## ATIVIDADES PROPOSTAS:
1. Imprima, sem alterações, a passagem do trecho sobre o mercado europeu de títulos que vai de "Os rendimentos dos títulos de" a "BCE em junho.".
2. Segundo o trecho sobre o mercado europeu de títulos, a que pico chegaram os rendimentos dos títulos de dez anos da Itália?

Com esse cenário, enquanto as bolsas no geral fecharam sem grandes oscilações, o mercado de títulos, principalmente o italiano, ficou mais abalado. Apesar das indicações de Lagarde, economistas esperam por ainda mais definições sobre o programa por parte do BCE.

Os rendimentos dos títulos de dez anos da Itália subiram para um pico de um mês em 3,75% antes de recuarem para cerca de 3,60% ao fim das negociações –ainda em alta de cerca de 12 pontos-base no dia. O spread observado sobre os rendimentos dos títulos alemães estava em torno de 230 pontos-base, depois de se aproximar da área de 252 pontos-base alcançada pouco antes da reunião de emergência do BCE em junho.

Nord Stream voltou: motivos para alívio?

Um desdobramento positivo para a Europa foi o fato do fluxo de gás do gasoduto Nord Stream 1 ter sido retomado a níveis semelhantes ao período de pré-manutenção, contrariando as sugestões de que os fluxos poderiam ser interrompidos após a parada para manutenção no último dia 11.

## DADOS FORNECIDOS:
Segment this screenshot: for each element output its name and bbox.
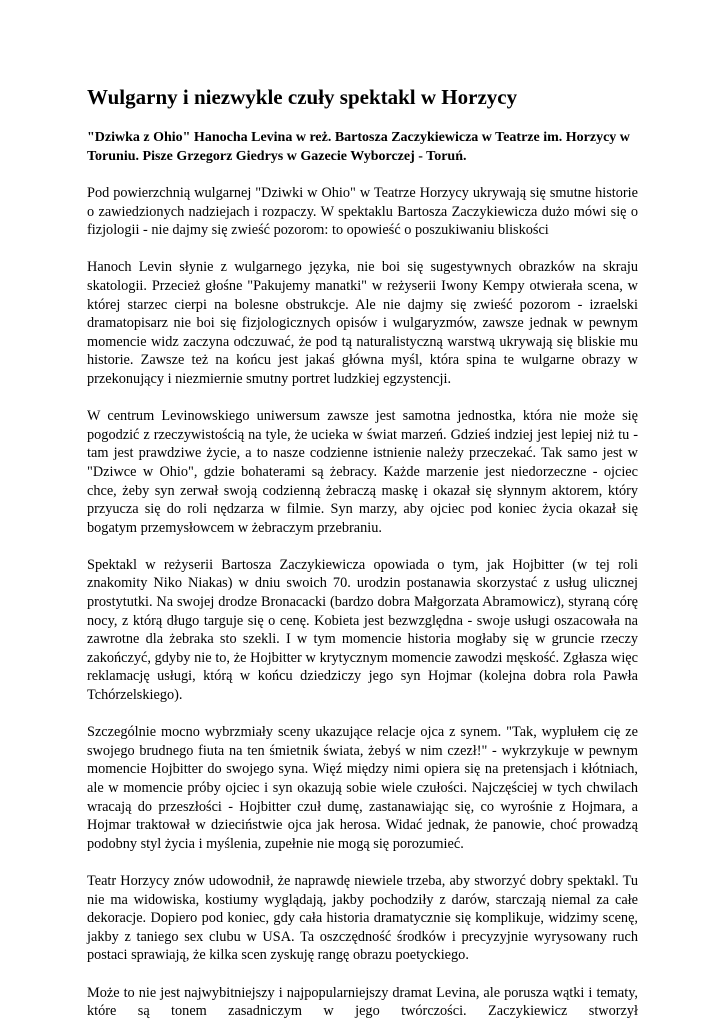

---

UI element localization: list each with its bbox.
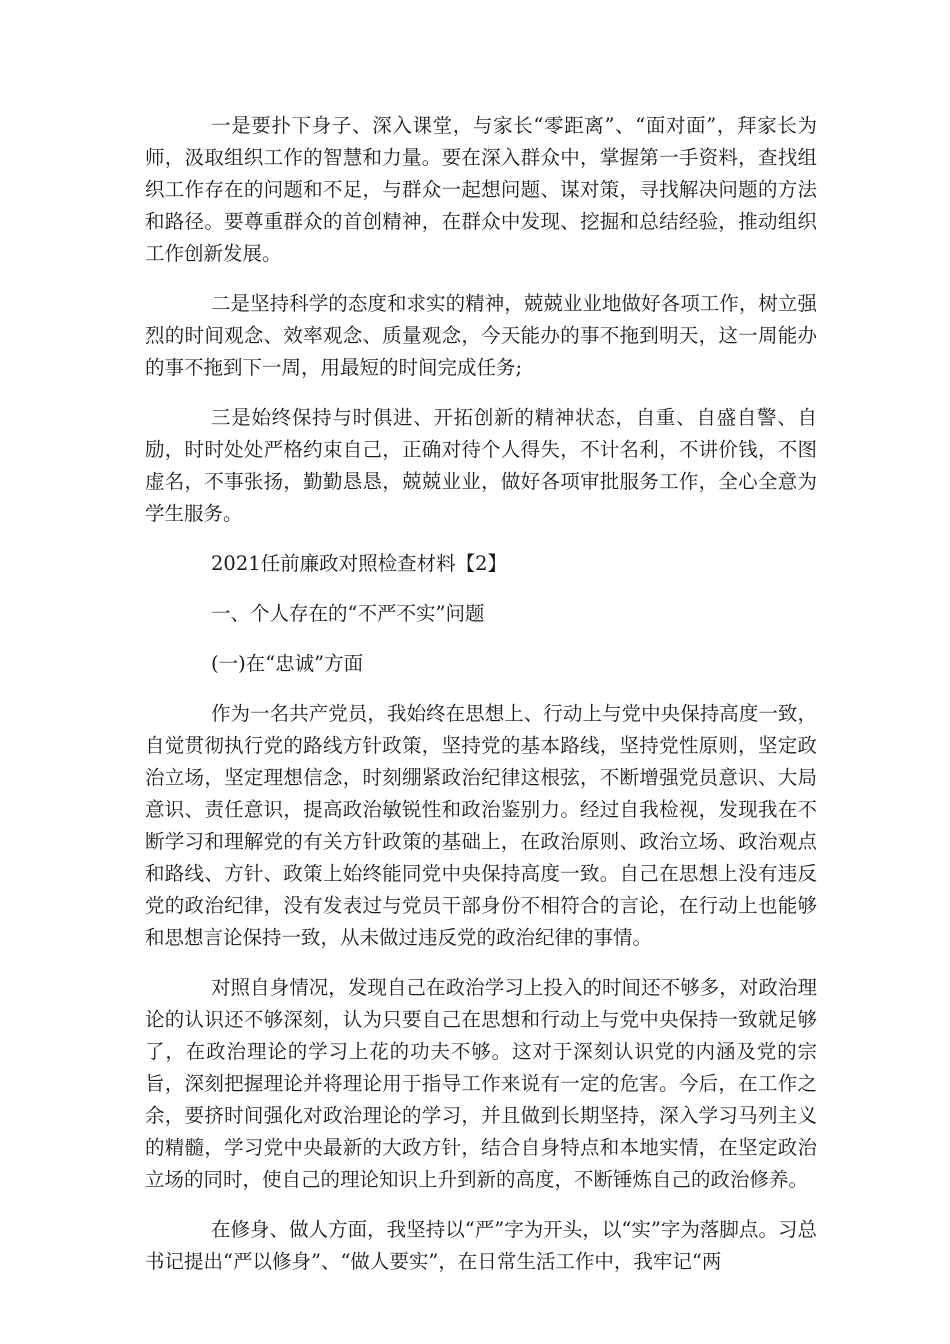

## RESPOSTAS:
1.
Os rendimentos dos títulos de dez anos da Itália subiram para um pico de um mês em 3,75% antes de recuarem para cerca de 3,60% ao fim das negociações –ainda em alta de cerca de 12 pontos-base no dia. O spread observado sobre os rendimentos dos títulos alemães estava em torno de 230 pontos-base, depois de se aproximar da área de 252 pontos-base alcançada pouco antes da reunião de emergência do BCE em junho.

2. A um pico de um mês em 3,75%.